- Task requirements: Each line that holds the word "image" should be returned.

------ Data excerpts

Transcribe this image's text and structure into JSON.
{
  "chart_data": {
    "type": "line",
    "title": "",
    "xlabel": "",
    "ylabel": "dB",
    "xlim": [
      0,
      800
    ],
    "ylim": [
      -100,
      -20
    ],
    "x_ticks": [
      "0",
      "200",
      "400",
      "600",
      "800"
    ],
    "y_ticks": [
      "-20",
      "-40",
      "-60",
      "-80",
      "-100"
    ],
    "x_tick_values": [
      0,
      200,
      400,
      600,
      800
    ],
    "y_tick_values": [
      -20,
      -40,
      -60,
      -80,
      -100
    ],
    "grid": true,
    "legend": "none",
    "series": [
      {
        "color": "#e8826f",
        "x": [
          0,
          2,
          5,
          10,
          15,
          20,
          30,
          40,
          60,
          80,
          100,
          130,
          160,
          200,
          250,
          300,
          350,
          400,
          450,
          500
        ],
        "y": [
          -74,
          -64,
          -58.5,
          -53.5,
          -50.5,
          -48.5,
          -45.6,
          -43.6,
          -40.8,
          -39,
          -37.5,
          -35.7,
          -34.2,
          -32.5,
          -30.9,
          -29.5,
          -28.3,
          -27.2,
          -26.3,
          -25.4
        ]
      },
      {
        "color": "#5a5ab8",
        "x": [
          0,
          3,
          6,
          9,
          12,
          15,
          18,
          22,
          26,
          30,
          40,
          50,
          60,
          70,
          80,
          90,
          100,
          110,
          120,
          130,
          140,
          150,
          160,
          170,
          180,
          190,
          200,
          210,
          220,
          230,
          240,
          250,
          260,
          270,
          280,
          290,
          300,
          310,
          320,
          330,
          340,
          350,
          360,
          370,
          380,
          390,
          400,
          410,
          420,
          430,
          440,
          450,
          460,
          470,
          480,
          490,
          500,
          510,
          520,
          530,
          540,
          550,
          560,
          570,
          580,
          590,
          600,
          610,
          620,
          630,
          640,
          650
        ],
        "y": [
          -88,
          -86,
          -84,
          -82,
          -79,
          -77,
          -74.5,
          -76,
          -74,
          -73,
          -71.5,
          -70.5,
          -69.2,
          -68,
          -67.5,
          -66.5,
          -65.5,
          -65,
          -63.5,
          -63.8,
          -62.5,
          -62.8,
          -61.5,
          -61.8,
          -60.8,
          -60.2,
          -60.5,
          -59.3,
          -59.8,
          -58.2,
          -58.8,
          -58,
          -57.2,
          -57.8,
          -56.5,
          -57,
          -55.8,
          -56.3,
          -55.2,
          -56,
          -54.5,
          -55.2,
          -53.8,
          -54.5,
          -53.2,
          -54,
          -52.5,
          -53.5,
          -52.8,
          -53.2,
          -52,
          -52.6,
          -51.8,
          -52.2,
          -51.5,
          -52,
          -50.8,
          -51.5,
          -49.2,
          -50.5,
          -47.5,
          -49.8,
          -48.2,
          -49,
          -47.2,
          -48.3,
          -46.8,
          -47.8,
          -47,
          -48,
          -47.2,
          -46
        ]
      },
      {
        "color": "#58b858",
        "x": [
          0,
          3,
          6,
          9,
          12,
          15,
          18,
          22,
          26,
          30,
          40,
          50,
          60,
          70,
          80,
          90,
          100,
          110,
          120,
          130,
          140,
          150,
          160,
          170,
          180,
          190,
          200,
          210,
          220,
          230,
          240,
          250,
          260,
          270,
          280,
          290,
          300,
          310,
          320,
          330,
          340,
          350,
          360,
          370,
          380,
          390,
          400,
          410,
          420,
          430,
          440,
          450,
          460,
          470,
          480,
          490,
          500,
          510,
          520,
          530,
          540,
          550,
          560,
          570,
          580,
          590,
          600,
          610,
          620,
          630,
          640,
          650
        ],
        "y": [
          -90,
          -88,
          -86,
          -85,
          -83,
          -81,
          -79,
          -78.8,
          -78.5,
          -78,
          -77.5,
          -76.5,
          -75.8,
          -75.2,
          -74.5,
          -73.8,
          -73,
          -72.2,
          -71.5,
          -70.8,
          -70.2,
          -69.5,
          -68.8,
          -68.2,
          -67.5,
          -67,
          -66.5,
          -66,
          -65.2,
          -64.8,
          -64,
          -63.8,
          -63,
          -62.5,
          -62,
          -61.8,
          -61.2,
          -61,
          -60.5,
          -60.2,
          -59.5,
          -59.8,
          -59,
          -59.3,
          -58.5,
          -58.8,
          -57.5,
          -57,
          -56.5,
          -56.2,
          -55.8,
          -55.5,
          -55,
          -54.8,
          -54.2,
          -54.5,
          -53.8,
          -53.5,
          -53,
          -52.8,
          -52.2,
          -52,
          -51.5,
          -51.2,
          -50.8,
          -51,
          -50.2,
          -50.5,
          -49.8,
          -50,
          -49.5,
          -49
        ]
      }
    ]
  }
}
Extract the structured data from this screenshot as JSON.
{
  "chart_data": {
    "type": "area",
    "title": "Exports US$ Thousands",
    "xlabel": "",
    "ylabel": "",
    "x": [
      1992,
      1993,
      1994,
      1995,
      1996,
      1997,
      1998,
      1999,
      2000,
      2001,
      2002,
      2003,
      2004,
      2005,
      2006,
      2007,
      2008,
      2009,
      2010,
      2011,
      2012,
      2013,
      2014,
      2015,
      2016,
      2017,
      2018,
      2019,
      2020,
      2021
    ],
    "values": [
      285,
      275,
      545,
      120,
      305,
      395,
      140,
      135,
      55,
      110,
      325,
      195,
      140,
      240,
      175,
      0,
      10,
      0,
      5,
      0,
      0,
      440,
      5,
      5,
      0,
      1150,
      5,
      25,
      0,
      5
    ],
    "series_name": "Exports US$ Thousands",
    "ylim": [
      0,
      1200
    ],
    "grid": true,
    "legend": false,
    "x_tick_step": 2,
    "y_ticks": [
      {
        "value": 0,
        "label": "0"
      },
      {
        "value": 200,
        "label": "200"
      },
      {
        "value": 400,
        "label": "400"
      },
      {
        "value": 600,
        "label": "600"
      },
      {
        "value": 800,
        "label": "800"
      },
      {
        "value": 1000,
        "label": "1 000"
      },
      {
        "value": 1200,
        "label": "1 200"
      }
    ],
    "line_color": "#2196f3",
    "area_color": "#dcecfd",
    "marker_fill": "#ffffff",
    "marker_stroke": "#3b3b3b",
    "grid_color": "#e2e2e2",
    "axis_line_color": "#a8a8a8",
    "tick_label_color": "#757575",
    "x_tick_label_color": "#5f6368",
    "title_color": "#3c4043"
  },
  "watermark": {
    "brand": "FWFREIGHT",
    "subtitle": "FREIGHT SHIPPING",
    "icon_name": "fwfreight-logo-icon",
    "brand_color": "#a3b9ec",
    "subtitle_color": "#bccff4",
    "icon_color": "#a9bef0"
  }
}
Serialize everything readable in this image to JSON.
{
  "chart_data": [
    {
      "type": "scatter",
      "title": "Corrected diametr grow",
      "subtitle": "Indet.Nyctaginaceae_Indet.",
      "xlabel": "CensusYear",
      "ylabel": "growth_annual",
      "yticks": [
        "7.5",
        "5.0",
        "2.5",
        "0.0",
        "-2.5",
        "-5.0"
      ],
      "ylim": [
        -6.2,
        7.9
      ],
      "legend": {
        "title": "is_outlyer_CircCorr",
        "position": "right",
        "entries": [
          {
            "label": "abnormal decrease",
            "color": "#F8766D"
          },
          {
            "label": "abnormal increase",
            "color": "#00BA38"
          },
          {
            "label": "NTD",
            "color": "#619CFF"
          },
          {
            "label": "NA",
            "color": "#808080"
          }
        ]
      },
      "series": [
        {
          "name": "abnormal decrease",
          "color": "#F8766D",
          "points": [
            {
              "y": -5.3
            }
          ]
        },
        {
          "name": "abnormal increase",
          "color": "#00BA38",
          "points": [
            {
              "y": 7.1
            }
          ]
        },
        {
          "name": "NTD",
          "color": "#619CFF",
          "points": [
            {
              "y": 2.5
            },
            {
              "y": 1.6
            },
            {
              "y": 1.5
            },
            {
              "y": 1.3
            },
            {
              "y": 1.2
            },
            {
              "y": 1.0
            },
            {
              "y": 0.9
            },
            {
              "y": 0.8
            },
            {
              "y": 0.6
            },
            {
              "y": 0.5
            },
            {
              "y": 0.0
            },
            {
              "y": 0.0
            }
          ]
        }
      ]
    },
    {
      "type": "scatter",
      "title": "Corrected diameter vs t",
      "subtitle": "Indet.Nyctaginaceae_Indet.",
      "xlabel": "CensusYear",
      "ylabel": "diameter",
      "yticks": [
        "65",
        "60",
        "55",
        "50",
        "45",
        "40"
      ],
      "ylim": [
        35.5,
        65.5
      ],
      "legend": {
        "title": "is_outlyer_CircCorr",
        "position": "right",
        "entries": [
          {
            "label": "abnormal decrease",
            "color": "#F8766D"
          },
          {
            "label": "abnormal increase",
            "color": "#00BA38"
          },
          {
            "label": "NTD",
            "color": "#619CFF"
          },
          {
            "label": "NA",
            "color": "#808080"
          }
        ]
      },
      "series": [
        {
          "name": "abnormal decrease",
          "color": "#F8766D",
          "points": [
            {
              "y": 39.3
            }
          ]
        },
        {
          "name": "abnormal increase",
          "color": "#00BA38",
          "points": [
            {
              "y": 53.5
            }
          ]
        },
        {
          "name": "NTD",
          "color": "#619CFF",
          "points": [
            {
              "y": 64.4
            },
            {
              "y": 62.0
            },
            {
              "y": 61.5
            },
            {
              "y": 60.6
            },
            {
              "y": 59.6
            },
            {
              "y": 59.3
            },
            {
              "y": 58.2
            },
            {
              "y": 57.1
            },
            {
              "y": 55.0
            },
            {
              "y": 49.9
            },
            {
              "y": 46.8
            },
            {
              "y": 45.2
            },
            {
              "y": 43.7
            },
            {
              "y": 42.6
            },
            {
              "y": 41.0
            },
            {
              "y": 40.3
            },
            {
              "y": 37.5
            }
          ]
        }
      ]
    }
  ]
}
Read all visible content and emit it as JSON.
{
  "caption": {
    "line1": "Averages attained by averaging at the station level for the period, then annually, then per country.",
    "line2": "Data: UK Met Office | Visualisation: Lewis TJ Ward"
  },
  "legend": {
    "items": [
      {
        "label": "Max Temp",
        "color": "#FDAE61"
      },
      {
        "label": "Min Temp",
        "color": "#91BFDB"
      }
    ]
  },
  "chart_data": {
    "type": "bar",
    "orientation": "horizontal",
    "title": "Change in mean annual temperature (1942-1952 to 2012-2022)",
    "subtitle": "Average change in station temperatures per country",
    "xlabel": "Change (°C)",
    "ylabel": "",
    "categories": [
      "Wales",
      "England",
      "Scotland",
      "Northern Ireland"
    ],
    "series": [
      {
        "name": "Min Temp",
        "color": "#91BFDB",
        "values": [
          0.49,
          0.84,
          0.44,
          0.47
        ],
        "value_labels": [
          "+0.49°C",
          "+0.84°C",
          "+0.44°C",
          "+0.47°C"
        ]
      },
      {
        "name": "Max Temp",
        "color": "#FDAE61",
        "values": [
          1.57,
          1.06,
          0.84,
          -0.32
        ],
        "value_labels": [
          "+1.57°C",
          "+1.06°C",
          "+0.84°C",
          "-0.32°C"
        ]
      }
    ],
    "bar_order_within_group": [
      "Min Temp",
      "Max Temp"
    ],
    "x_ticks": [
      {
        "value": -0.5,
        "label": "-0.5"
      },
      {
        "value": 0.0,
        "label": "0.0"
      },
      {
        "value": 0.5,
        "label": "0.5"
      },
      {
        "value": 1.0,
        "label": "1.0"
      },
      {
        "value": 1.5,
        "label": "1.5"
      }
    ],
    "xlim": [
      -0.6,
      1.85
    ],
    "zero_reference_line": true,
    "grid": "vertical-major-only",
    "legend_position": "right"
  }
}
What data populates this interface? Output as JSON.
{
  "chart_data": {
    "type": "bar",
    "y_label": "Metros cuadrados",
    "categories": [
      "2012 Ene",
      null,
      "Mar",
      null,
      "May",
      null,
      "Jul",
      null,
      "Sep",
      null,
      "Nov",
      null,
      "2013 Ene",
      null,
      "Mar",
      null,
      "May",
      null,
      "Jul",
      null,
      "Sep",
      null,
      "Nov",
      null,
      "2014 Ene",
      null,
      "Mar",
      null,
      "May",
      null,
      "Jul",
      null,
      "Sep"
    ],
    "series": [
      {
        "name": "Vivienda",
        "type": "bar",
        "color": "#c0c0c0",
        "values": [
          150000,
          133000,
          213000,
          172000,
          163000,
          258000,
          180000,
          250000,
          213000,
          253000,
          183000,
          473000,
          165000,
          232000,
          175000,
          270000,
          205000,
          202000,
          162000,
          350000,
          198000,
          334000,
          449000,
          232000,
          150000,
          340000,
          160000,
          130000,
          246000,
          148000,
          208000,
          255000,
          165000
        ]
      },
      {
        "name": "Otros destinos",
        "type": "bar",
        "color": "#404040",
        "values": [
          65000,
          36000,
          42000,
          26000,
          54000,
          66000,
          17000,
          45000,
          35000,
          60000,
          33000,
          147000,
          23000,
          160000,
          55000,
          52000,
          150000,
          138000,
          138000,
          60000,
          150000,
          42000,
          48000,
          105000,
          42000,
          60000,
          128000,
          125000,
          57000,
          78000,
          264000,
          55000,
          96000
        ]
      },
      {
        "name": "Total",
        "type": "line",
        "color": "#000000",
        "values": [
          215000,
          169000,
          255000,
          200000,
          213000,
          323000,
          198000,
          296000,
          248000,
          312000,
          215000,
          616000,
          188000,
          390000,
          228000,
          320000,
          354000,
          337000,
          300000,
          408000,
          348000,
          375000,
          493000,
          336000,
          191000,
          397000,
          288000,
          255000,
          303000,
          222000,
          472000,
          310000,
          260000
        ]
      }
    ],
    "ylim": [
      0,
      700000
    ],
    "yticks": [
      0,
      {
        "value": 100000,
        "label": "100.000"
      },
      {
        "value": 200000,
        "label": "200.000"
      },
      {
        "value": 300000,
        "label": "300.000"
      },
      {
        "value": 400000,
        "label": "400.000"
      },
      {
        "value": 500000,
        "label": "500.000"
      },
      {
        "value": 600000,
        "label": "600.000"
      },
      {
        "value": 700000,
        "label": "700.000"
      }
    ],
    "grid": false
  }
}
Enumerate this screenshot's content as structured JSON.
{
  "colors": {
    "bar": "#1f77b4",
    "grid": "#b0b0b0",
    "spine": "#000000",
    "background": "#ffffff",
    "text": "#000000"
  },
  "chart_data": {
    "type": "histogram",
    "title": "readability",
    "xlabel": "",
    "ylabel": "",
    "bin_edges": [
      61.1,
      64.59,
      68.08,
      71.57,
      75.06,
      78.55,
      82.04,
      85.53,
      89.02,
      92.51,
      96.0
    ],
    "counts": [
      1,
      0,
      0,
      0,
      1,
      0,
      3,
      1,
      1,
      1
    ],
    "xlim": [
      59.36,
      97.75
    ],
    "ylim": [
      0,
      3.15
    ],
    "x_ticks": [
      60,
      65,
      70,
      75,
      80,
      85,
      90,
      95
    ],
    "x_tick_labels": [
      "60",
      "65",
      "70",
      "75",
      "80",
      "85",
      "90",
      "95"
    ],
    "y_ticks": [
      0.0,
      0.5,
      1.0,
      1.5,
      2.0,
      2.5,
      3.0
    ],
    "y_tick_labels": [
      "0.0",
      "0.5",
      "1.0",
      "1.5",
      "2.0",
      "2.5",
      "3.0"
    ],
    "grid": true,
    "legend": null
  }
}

------------

- Written solution:
Transcribe this image's text and structure into JSON.
Serialize everything readable in this image to JSON.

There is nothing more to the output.